### WRITTEN TASK
In the entries below, count every line containing "Cross". Return the number and nothing else.

Data records

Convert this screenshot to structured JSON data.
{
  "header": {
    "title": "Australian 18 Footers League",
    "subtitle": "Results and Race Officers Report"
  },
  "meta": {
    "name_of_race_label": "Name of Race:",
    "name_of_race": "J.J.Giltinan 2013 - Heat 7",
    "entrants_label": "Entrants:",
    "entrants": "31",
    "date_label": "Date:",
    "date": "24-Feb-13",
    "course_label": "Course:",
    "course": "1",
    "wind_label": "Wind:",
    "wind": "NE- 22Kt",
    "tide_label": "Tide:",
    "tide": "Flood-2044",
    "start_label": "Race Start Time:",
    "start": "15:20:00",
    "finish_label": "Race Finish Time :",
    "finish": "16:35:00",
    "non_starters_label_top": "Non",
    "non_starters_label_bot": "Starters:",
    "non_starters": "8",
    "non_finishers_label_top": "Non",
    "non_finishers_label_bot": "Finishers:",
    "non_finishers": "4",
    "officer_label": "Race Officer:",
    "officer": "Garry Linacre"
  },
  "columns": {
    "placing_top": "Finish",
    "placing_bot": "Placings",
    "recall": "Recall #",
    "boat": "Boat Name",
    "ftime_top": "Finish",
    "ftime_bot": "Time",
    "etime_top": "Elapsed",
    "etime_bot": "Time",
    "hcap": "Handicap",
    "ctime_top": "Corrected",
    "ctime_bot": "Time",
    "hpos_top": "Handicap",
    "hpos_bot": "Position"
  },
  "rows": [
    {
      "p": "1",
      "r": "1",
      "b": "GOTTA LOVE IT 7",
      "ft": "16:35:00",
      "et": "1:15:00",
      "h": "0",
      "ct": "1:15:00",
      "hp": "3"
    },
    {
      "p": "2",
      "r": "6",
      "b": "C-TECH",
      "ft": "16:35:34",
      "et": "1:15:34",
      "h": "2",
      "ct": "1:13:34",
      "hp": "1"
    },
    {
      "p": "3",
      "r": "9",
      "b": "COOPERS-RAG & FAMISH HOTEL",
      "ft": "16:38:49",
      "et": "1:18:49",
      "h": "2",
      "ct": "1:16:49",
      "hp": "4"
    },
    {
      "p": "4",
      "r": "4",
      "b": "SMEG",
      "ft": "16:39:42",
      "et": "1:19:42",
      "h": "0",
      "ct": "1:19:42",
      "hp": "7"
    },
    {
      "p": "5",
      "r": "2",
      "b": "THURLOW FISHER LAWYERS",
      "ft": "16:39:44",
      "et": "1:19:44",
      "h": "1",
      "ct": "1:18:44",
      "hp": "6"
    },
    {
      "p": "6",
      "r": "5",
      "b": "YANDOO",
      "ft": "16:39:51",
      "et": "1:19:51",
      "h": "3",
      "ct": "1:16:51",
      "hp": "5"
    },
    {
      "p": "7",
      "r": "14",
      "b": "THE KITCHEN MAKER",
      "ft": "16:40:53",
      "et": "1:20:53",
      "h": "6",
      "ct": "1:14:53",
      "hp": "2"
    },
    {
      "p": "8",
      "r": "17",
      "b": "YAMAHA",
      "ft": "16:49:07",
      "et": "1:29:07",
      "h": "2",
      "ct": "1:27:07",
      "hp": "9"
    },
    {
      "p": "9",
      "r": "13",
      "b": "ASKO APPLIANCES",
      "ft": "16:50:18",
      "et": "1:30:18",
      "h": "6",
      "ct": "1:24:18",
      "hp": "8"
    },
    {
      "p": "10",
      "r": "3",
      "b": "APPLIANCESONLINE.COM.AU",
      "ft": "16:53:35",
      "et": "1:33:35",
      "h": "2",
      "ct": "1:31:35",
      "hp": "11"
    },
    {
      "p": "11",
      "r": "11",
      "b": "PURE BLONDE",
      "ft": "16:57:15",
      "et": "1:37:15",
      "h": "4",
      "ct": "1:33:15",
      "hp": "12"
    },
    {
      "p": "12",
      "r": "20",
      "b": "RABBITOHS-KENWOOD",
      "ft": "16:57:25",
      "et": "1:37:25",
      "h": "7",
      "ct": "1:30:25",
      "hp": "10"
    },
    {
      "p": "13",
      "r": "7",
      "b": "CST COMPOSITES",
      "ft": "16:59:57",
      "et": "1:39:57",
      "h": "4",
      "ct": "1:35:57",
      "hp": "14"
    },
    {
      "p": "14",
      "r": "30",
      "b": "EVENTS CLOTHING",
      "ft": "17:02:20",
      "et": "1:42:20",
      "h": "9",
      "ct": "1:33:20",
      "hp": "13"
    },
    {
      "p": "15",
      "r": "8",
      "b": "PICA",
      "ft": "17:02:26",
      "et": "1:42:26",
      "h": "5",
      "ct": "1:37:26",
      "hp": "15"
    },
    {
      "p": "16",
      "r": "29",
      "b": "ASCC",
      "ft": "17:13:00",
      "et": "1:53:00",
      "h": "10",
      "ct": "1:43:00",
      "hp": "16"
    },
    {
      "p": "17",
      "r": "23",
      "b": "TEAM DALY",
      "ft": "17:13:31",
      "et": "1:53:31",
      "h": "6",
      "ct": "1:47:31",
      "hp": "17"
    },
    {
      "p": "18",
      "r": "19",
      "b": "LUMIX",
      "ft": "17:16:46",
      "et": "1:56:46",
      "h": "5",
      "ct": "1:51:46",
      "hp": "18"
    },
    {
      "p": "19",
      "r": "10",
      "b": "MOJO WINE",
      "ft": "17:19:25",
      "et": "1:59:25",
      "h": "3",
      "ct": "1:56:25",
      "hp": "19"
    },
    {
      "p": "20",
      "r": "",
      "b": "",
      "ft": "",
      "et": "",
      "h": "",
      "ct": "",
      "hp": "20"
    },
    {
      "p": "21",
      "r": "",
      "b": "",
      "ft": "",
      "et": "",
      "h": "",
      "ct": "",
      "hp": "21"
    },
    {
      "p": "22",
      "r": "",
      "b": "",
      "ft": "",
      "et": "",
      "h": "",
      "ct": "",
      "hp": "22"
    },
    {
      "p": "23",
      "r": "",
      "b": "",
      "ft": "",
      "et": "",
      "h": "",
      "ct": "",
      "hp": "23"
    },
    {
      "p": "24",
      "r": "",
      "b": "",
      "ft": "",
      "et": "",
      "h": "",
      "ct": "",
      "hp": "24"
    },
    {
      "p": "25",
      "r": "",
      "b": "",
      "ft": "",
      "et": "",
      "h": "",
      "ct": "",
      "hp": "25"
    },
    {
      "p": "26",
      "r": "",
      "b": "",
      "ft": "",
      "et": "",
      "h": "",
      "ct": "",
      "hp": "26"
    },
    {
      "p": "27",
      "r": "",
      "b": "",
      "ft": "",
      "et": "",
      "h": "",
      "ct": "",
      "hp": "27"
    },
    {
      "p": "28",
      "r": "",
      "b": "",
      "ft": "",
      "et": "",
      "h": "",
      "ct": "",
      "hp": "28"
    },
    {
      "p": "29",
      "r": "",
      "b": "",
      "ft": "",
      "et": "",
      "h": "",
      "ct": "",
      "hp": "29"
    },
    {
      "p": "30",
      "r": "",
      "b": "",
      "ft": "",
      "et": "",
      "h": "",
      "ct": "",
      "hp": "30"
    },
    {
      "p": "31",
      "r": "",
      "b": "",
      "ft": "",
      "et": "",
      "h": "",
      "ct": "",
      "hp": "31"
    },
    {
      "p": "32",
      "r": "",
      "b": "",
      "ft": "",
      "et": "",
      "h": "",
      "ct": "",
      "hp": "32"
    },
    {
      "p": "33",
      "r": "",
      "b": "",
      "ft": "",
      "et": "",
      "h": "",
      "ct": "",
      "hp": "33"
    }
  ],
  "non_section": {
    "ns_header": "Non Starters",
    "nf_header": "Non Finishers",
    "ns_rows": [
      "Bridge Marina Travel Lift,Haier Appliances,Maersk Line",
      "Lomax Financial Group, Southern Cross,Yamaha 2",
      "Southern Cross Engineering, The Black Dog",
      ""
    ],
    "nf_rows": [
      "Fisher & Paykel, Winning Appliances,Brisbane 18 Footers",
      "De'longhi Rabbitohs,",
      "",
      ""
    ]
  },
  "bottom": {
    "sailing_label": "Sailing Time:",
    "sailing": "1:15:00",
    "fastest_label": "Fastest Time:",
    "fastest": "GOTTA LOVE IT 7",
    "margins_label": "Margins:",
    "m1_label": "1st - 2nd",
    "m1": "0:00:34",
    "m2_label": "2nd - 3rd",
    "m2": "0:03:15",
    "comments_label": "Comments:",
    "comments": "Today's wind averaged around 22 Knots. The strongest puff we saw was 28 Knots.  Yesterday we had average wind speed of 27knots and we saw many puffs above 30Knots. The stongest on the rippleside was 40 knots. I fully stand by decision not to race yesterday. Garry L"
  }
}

### OUTPUT FOR THIS TASK
2